- DATASET ENTRIES -
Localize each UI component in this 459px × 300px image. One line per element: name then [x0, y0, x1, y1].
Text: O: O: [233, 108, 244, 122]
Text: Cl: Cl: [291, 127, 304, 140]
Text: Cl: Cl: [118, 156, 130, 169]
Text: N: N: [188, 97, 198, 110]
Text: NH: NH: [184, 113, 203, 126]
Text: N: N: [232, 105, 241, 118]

* * *

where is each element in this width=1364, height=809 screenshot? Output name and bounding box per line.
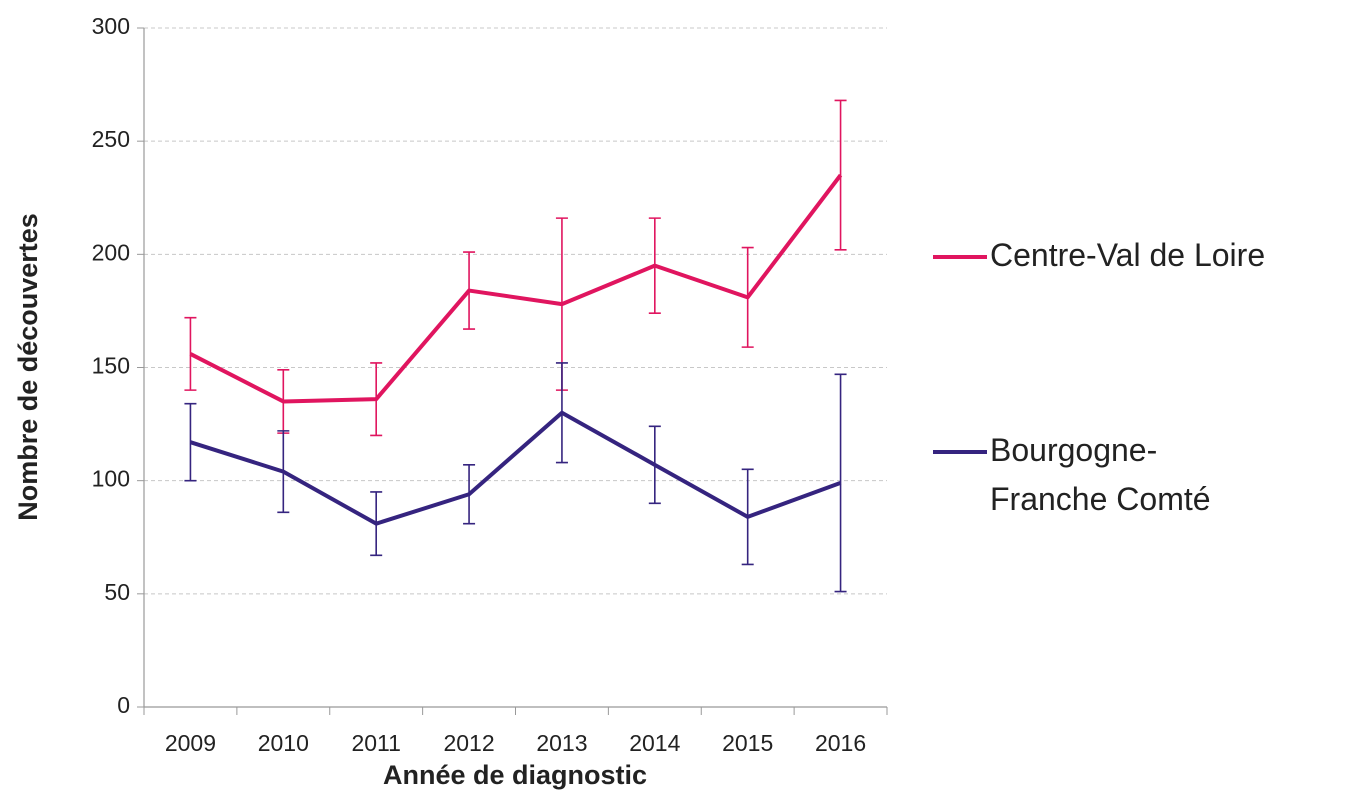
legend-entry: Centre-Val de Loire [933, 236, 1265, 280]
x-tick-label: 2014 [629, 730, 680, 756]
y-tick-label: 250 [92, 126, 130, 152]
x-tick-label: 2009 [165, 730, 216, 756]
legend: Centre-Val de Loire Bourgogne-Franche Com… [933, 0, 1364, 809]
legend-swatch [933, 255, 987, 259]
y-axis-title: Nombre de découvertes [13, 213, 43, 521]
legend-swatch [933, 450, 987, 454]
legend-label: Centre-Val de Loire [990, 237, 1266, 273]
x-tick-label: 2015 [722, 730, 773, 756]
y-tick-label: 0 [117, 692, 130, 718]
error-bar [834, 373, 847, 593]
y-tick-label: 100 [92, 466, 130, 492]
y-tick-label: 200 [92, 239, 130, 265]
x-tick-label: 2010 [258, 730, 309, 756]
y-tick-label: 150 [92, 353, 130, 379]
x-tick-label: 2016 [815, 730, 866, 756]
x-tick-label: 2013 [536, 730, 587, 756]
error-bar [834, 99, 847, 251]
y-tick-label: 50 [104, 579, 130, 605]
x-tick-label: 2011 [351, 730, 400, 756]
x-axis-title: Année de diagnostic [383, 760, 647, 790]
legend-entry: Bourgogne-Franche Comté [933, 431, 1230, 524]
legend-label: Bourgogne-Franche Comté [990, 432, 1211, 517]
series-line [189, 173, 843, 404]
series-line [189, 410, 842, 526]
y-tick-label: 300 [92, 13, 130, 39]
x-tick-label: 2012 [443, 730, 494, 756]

- WHAT THE TASK ASKS -
Please count the lines of the listing above that contain the string "series", with case counting, and reply with the number alone.

- EXERCISE SOLUTION -
2